▶ **Stored entries**
↓
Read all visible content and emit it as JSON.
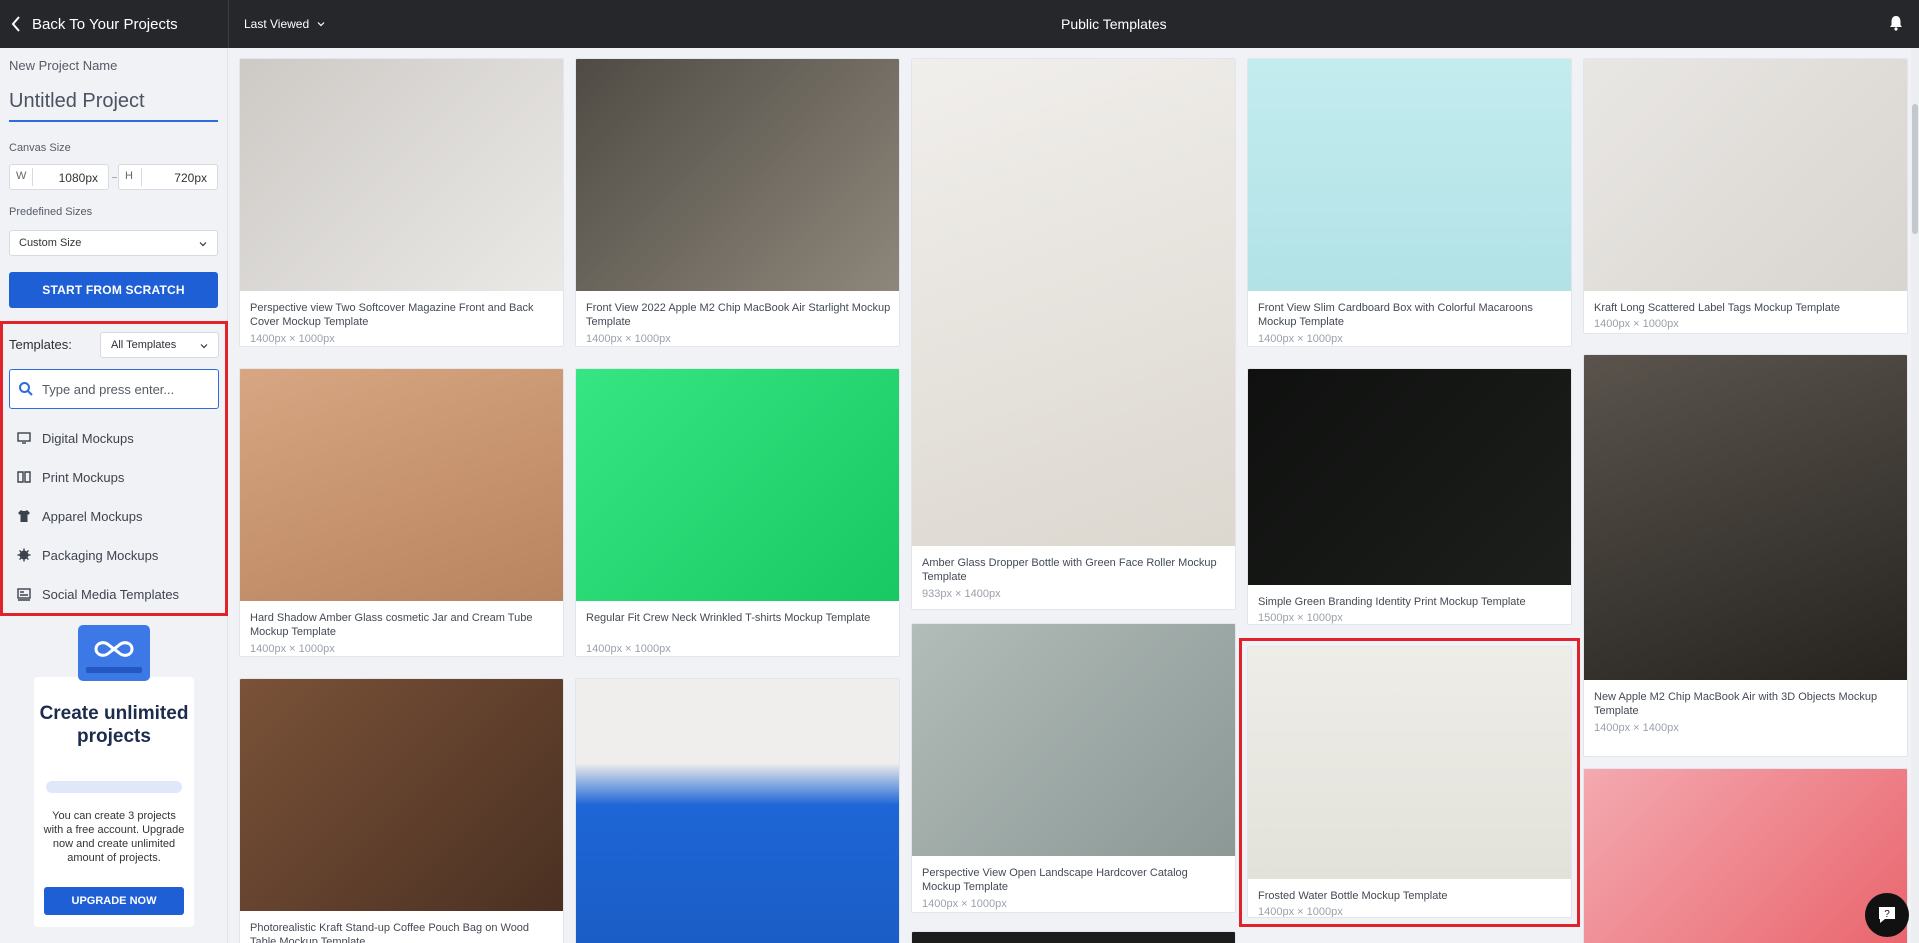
{
  "header": {
    "back_label": "Back To Your Projects",
    "sort_label": "Last Viewed",
    "page_title": "Public Templates"
  },
  "sidebar": {
    "project_name_label": "New Project Name",
    "project_name_value": "Untitled Project",
    "canvas_size_label": "Canvas Size",
    "width_key": "W",
    "width_value": "1080px",
    "height_key": "H",
    "height_value": "720px",
    "predefined_label": "Predefined Sizes",
    "predefined_value": "Custom Size",
    "start_button": "START FROM SCRATCH",
    "templates_label": "Templates:",
    "templates_filter": "All Templates",
    "search_placeholder": "Type and press enter...",
    "categories": [
      {
        "label": "Digital Mockups",
        "icon": "monitor-icon"
      },
      {
        "label": "Print Mockups",
        "icon": "book-icon"
      },
      {
        "label": "Apparel Mockups",
        "icon": "shirt-icon"
      },
      {
        "label": "Packaging Mockups",
        "icon": "package-icon"
      },
      {
        "label": "Social Media Templates",
        "icon": "social-icon"
      }
    ]
  },
  "promo": {
    "title": "Create unlimited projects",
    "text": "You can create 3 projects with a free account. Upgrade now and create unlimited amount of projects.",
    "button": "UPGRADE NOW"
  },
  "templates": [
    {
      "title": "Perspective view Two Softcover Magazine Front and Back Cover Mockup Template",
      "size": "1400px × 1000px",
      "bg": "#dedcd8"
    },
    {
      "title": "Front View 2022 Apple M2 Chip MacBook Air Starlight Mockup Template",
      "size": "1400px × 1000px",
      "bg": "#6c6860"
    },
    {
      "title": "Amber Glass Dropper Bottle with Green Face Roller Mockup Template",
      "size": "933px × 1400px",
      "bg": "#ebe8e3"
    },
    {
      "title": "Front View Slim Cardboard Box with Colorful Macaroons Mockup Template",
      "size": "1400px × 1000px",
      "bg": "#bfe8ea"
    },
    {
      "title": "Kraft Long Scattered Label Tags Mockup Template",
      "size": "1400px × 1000px",
      "bg": "#ecebea"
    },
    {
      "title": "Hard Shadow Amber Glass cosmetic Jar and Cream Tube Mockup Template",
      "size": "1400px × 1000px",
      "bg": "#c99a76"
    },
    {
      "title": "Regular Fit Crew Neck Wrinkled T-shirts Mockup Template",
      "size": "1400px × 1000px",
      "bg": "#2ee27a"
    },
    {
      "title": "Simple Green Branding Identity Print Mockup Template",
      "size": "1500px × 1000px",
      "bg": "#121412"
    },
    {
      "title": "New Apple M2 Chip MacBook Air with 3D Objects Mockup Template",
      "size": "1400px × 1400px",
      "bg": "#3a3632"
    },
    {
      "title": "Perspective View Open Landscape Hardcover Catalog Mockup Template",
      "size": "1400px × 1000px",
      "bg": "#9aa7a4"
    },
    {
      "title": "Frosted Water Bottle Mockup Template",
      "size": "1400px × 1000px",
      "bg": "#eae9e2"
    },
    {
      "title": "Photorealistic Kraft Stand-up Coffee Pouch Bag on Wood Table Mockup Template",
      "size": "",
      "bg": "#5a3c2a"
    },
    {
      "title": "",
      "size": "",
      "bg": "#f0eeec"
    },
    {
      "title": "",
      "size": "",
      "bg": "#eb6c73"
    },
    {
      "title": "",
      "size": "",
      "bg": "#222222"
    }
  ],
  "colors": {
    "accent": "#1e5fd6",
    "highlight": "#e0222a",
    "topbar": "#25272b"
  }
}
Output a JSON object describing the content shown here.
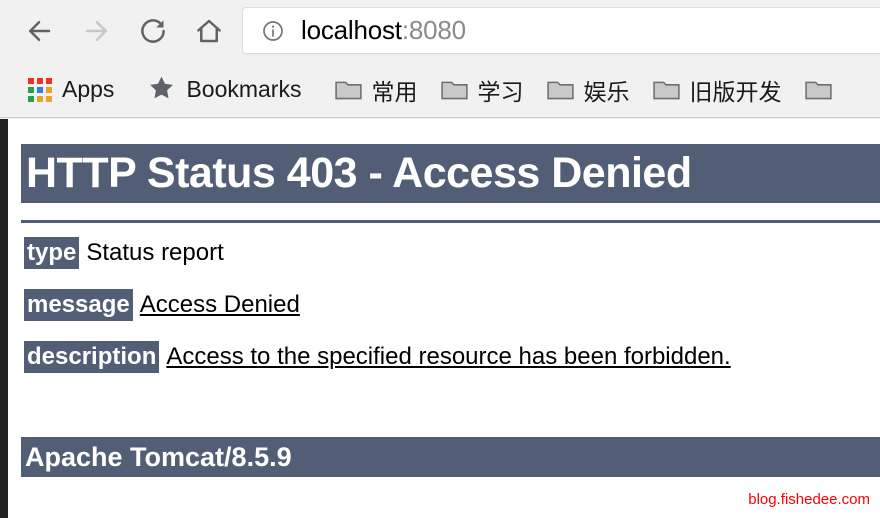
↑
Copy the listing word for word, excluding its pictures.

▶ **ANSWER FOR THE TASK**
Read all visible content and emit it as JSON.
{
  "header": {
    "back_label": "Back To Your Projects",
    "sort_label": "Last Viewed",
    "page_title": "Public Templates"
  },
  "sidebar": {
    "project_name_label": "New Project Name",
    "project_name_value": "Untitled Project",
    "canvas_size_label": "Canvas Size",
    "width_key": "W",
    "width_value": "1080px",
    "height_key": "H",
    "height_value": "720px",
    "predefined_label": "Predefined Sizes",
    "predefined_value": "Custom Size",
    "start_button": "START FROM SCRATCH",
    "templates_label": "Templates:",
    "templates_filter": "All Templates",
    "search_placeholder": "Type and press enter...",
    "categories": [
      {
        "label": "Digital Mockups",
        "icon": "monitor-icon"
      },
      {
        "label": "Print Mockups",
        "icon": "book-icon"
      },
      {
        "label": "Apparel Mockups",
        "icon": "shirt-icon"
      },
      {
        "label": "Packaging Mockups",
        "icon": "package-icon"
      },
      {
        "label": "Social Media Templates",
        "icon": "social-icon"
      }
    ]
  },
  "promo": {
    "title": "Create unlimited projects",
    "text": "You can create 3 projects with a free account. Upgrade now and create unlimited amount of projects.",
    "button": "UPGRADE NOW"
  },
  "templates": [
    {
      "title": "Perspective view Two Softcover Magazine Front and Back Cover Mockup Template",
      "size": "1400px × 1000px",
      "bg": "#dedcd8"
    },
    {
      "title": "Front View 2022 Apple M2 Chip MacBook Air Starlight Mockup Template",
      "size": "1400px × 1000px",
      "bg": "#6c6860"
    },
    {
      "title": "Amber Glass Dropper Bottle with Green Face Roller Mockup Template",
      "size": "933px × 1400px",
      "bg": "#ebe8e3"
    },
    {
      "title": "Front View Slim Cardboard Box with Colorful Macaroons Mockup Template",
      "size": "1400px × 1000px",
      "bg": "#bfe8ea"
    },
    {
      "title": "Kraft Long Scattered Label Tags Mockup Template",
      "size": "1400px × 1000px",
      "bg": "#ecebea"
    },
    {
      "title": "Hard Shadow Amber Glass cosmetic Jar and Cream Tube Mockup Template",
      "size": "1400px × 1000px",
      "bg": "#c99a76"
    },
    {
      "title": "Regular Fit Crew Neck Wrinkled T-shirts Mockup Template",
      "size": "1400px × 1000px",
      "bg": "#2ee27a"
    },
    {
      "title": "Simple Green Branding Identity Print Mockup Template",
      "size": "1500px × 1000px",
      "bg": "#121412"
    },
    {
      "title": "New Apple M2 Chip MacBook Air with 3D Objects Mockup Template",
      "size": "1400px × 1400px",
      "bg": "#3a3632"
    },
    {
      "title": "Perspective View Open Landscape Hardcover Catalog Mockup Template",
      "size": "1400px × 1000px",
      "bg": "#9aa7a4"
    },
    {
      "title": "Frosted Water Bottle Mockup Template",
      "size": "1400px × 1000px",
      "bg": "#eae9e2"
    },
    {
      "title": "Photorealistic Kraft Stand-up Coffee Pouch Bag on Wood Table Mockup Template",
      "size": "",
      "bg": "#5a3c2a"
    },
    {
      "title": "",
      "size": "",
      "bg": "#f0eeec"
    },
    {
      "title": "",
      "size": "",
      "bg": "#eb6c73"
    },
    {
      "title": "",
      "size": "",
      "bg": "#222222"
    }
  ],
  "colors": {
    "accent": "#1e5fd6",
    "highlight": "#e0222a",
    "topbar": "#25272b"
  }
}
Output a JSON object describing the content shown here.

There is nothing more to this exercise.